> INSTRUCTION
Copy all lines below exactly as written. Leave pictures out.

Stored data:
┌──
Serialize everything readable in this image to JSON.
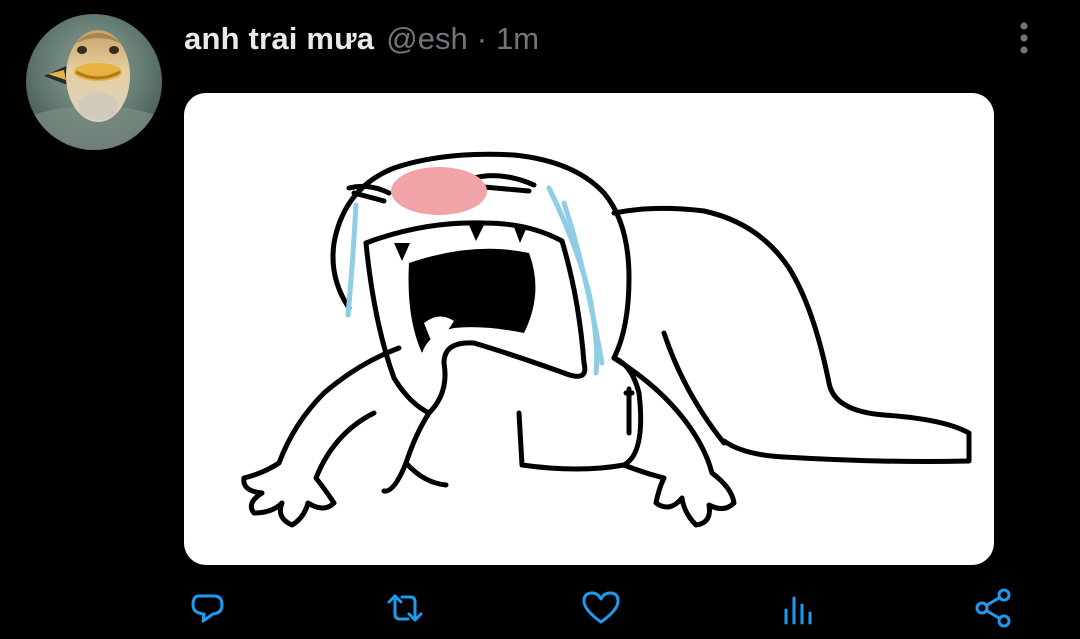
{
  "tweet": {
    "display_name": "anh trai mưa",
    "handle": "@esh",
    "separator": "·",
    "time": "1m"
  },
  "icons": {
    "avatar": "fish-avatar",
    "more": "more-vertical-icon",
    "reply": "reply-icon",
    "retweet": "retweet-icon",
    "like": "heart-icon",
    "analytics": "analytics-icon",
    "share": "share-icon"
  },
  "colors": {
    "background": "#000000",
    "name": "#e7e9ea",
    "secondary": "#71767b",
    "action_icon": "#1d9bf0",
    "tears": "#8fcde6",
    "blush": "#f2a3a7"
  }
}
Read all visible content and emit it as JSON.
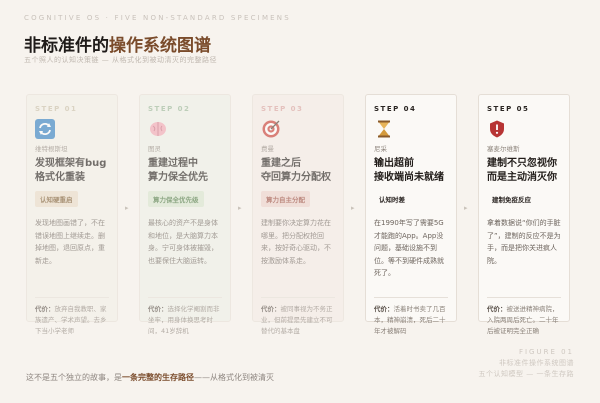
{
  "header": {
    "eyebrow": "COGNITIVE OS · FIVE NON-STANDARD SPECIMENS",
    "title_prefix": "非标准件的",
    "title_accent": "操作系统图谱",
    "subtitle": "五个照人的认知决策链 — 从格式化到被动清灭的完整路径"
  },
  "cards": [
    {
      "step": "STEP 01",
      "icon": "refresh-icon",
      "tagline": "维特根斯坦",
      "title_line1": "发现框架有bug",
      "title_line2": "格式化重装",
      "badge": "认知硬重启",
      "body": "发现地图画错了，不在错误地图上继续走。删掉地图，退回原点，重新走。",
      "cost_label": "代价：",
      "cost_text": "放弃自我教职、家族遗产、学术声望。去乡下当小学老师",
      "accent": "#5a88b0",
      "badge_bg": "#eadcc8",
      "badge_fg": "#7a5a30"
    },
    {
      "step": "STEP 02",
      "icon": "brain-icon",
      "tagline": "图灵",
      "title_line1": "重建过程中",
      "title_line2": "算力保全优先",
      "badge": "算力保全优先级",
      "body": "最核心的资产不是身体和地位，是大脑算力本身。宁可身体被摧毁，也要保住大脑运转。",
      "cost_label": "代价：",
      "cost_text": "选择化学阉割而非坐牢，用身体换思考时间，41岁辞机",
      "accent": "#7aa07a",
      "badge_bg": "#d8e6cf",
      "badge_fg": "#4d7a44"
    },
    {
      "step": "STEP 03",
      "icon": "target-icon",
      "tagline": "费曼",
      "title_line1": "重建之后",
      "title_line2": "夺回算力分配权",
      "badge": "算力自主分配",
      "body": "建制要你决定算力花在哪里。把分配权抢回来，按好奇心驱动，不按激励体系走。",
      "cost_label": "代价：",
      "cost_text": "被同事视为不务正业，但前提是先建立不可替代的基本盘",
      "accent": "#c0504a",
      "badge_bg": "#ecd2cc",
      "badge_fg": "#9a4a3e"
    },
    {
      "step": "STEP 04",
      "icon": "hourglass-icon",
      "tagline": "尼采",
      "title_line1": "输出超前",
      "title_line2": "接收端尚未就绪",
      "badge": "认知时差",
      "body": "在1990年写了需要5G才能跑的App。App没问题，基础设施不到位。等不到硬件成熟就死了。",
      "cost_label": "代价：",
      "cost_text": "活着时书卖了几百本，精神崩溃，死后二十年才被解码",
      "accent": "#c88a30",
      "badge_bg": "transparent",
      "badge_fg": "#2b2623"
    },
    {
      "step": "STEP 05",
      "icon": "shield-icon",
      "tagline": "塞麦尔维斯",
      "title_line1": "建制不只忽视你",
      "title_line2": "而是主动消灭你",
      "badge": "建制免疫反应",
      "body": "拿着数据说“你们的手脏了”，建制的反应不是为手，而是把你关进疯人院。",
      "cost_label": "代价：",
      "cost_text": "被送进精神病院，入院两周后死亡。二十年后被证明完全正确",
      "accent": "#b03838",
      "badge_bg": "transparent",
      "badge_fg": "#2b2623"
    }
  ],
  "arrow_glyph": "▸",
  "footer": {
    "pre": "这不是五个独立的故事，是",
    "highlight": "一条完整的生存路径",
    "post": "——从格式化到被清灭"
  },
  "figure": {
    "label": "FIGURE 01",
    "line1": "非标准件操作系统图谱",
    "line2": "五个认知模型 — 一条生存路"
  }
}
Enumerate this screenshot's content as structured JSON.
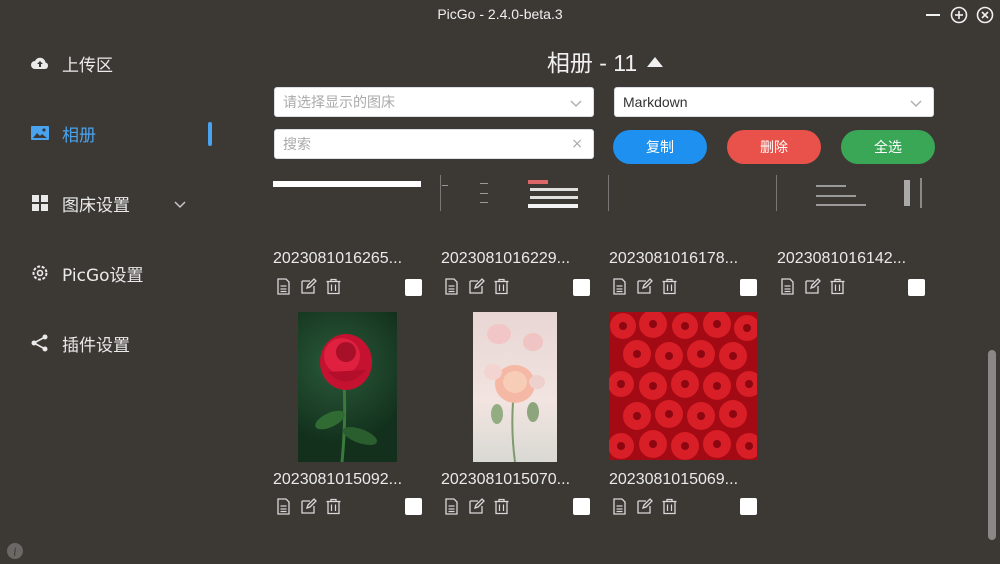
{
  "window": {
    "title": "PicGo - 2.4.0-beta.3"
  },
  "sidebar": {
    "items": [
      {
        "label": "上传区",
        "icon": "cloud-upload-icon"
      },
      {
        "label": "相册",
        "icon": "image-icon",
        "active": true
      },
      {
        "label": "图床设置",
        "icon": "grid-icon"
      },
      {
        "label": "PicGo设置",
        "icon": "gear-icon"
      },
      {
        "label": "插件设置",
        "icon": "share-icon"
      }
    ],
    "accent": "#4aa3ef"
  },
  "album": {
    "title": "相册 - 11"
  },
  "filters": {
    "picbed_placeholder": "请选择显示的图床",
    "format_value": "Markdown",
    "search_placeholder": "搜索",
    "search_clear": "×"
  },
  "actions": {
    "copy_label": "复制",
    "delete_label": "删除",
    "select_all_label": "全选",
    "colors": {
      "copy": "#1e90ef",
      "delete": "#e9524a",
      "select_all": "#3aa757"
    }
  },
  "gallery": {
    "items": [
      {
        "filename": "2023081016265...",
        "checked": false
      },
      {
        "filename": "2023081016229...",
        "checked": false
      },
      {
        "filename": "2023081016178...",
        "checked": false
      },
      {
        "filename": "2023081016142...",
        "checked": false
      },
      {
        "filename": "2023081015092...",
        "checked": false
      },
      {
        "filename": "2023081015070...",
        "checked": false
      },
      {
        "filename": "2023081015069...",
        "checked": false
      }
    ]
  }
}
└──
> PROBLEM SOLUTION
Serialize everything readable in this image to JSON.
{
  "tweet": {
    "display_name": "anh trai mưa",
    "handle": "@esh",
    "separator": "·",
    "time": "1m"
  },
  "icons": {
    "avatar": "fish-avatar",
    "more": "more-vertical-icon",
    "reply": "reply-icon",
    "retweet": "retweet-icon",
    "like": "heart-icon",
    "analytics": "analytics-icon",
    "share": "share-icon"
  },
  "colors": {
    "background": "#000000",
    "name": "#e7e9ea",
    "secondary": "#71767b",
    "action_icon": "#1d9bf0",
    "tears": "#8fcde6",
    "blush": "#f2a3a7"
  }
}
Read all visible content and emit it as JSON.
{
  "header": {
    "eyebrow": "COGNITIVE OS · FIVE NON-STANDARD SPECIMENS",
    "title_prefix": "非标准件的",
    "title_accent": "操作系统图谱",
    "subtitle": "五个照人的认知决策链 — 从格式化到被动清灭的完整路径"
  },
  "cards": [
    {
      "step": "STEP 01",
      "icon": "refresh-icon",
      "tagline": "维特根斯坦",
      "title_line1": "发现框架有bug",
      "title_line2": "格式化重装",
      "badge": "认知硬重启",
      "body": "发现地图画错了，不在错误地图上继续走。删掉地图，退回原点，重新走。",
      "cost_label": "代价：",
      "cost_text": "放弃自我教职、家族遗产、学术声望。去乡下当小学老师",
      "accent": "#5a88b0",
      "badge_bg": "#eadcc8",
      "badge_fg": "#7a5a30"
    },
    {
      "step": "STEP 02",
      "icon": "brain-icon",
      "tagline": "图灵",
      "title_line1": "重建过程中",
      "title_line2": "算力保全优先",
      "badge": "算力保全优先级",
      "body": "最核心的资产不是身体和地位，是大脑算力本身。宁可身体被摧毁，也要保住大脑运转。",
      "cost_label": "代价：",
      "cost_text": "选择化学阉割而非坐牢，用身体换思考时间，41岁辞机",
      "accent": "#7aa07a",
      "badge_bg": "#d8e6cf",
      "badge_fg": "#4d7a44"
    },
    {
      "step": "STEP 03",
      "icon": "target-icon",
      "tagline": "费曼",
      "title_line1": "重建之后",
      "title_line2": "夺回算力分配权",
      "badge": "算力自主分配",
      "body": "建制要你决定算力花在哪里。把分配权抢回来，按好奇心驱动，不按激励体系走。",
      "cost_label": "代价：",
      "cost_text": "被同事视为不务正业，但前提是先建立不可替代的基本盘",
      "accent": "#c0504a",
      "badge_bg": "#ecd2cc",
      "badge_fg": "#9a4a3e"
    },
    {
      "step": "STEP 04",
      "icon": "hourglass-icon",
      "tagline": "尼采",
      "title_line1": "输出超前",
      "title_line2": "接收端尚未就绪",
      "badge": "认知时差",
      "body": "在1990年写了需要5G才能跑的App。App没问题，基础设施不到位。等不到硬件成熟就死了。",
      "cost_label": "代价：",
      "cost_text": "活着时书卖了几百本，精神崩溃，死后二十年才被解码",
      "accent": "#c88a30",
      "badge_bg": "transparent",
      "badge_fg": "#2b2623"
    },
    {
      "step": "STEP 05",
      "icon": "shield-icon",
      "tagline": "塞麦尔维斯",
      "title_line1": "建制不只忽视你",
      "title_line2": "而是主动消灭你",
      "badge": "建制免疫反应",
      "body": "拿着数据说“你们的手脏了”，建制的反应不是为手，而是把你关进疯人院。",
      "cost_label": "代价：",
      "cost_text": "被送进精神病院，入院两周后死亡。二十年后被证明完全正确",
      "accent": "#b03838",
      "badge_bg": "transparent",
      "badge_fg": "#2b2623"
    }
  ],
  "arrow_glyph": "▸",
  "footer": {
    "pre": "这不是五个独立的故事，是",
    "highlight": "一条完整的生存路径",
    "post": "——从格式化到被清灭"
  },
  "figure": {
    "label": "FIGURE 01",
    "line1": "非标准件操作系统图谱",
    "line2": "五个认知模型 — 一条生存路"
  }
}
Enumerate this screenshot's content as structured JSON.
{
  "window": {
    "title": "PicGo - 2.4.0-beta.3"
  },
  "sidebar": {
    "items": [
      {
        "label": "上传区",
        "icon": "cloud-upload-icon"
      },
      {
        "label": "相册",
        "icon": "image-icon",
        "active": true
      },
      {
        "label": "图床设置",
        "icon": "grid-icon"
      },
      {
        "label": "PicGo设置",
        "icon": "gear-icon"
      },
      {
        "label": "插件设置",
        "icon": "share-icon"
      }
    ],
    "accent": "#4aa3ef"
  },
  "album": {
    "title": "相册 - 11"
  },
  "filters": {
    "picbed_placeholder": "请选择显示的图床",
    "format_value": "Markdown",
    "search_placeholder": "搜索",
    "search_clear": "×"
  },
  "actions": {
    "copy_label": "复制",
    "delete_label": "删除",
    "select_all_label": "全选",
    "colors": {
      "copy": "#1e90ef",
      "delete": "#e9524a",
      "select_all": "#3aa757"
    }
  },
  "gallery": {
    "items": [
      {
        "filename": "2023081016265...",
        "checked": false
      },
      {
        "filename": "2023081016229...",
        "checked": false
      },
      {
        "filename": "2023081016178...",
        "checked": false
      },
      {
        "filename": "2023081016142...",
        "checked": false
      },
      {
        "filename": "2023081015092...",
        "checked": false
      },
      {
        "filename": "2023081015070...",
        "checked": false
      },
      {
        "filename": "2023081015069...",
        "checked": false
      }
    ]
  }
}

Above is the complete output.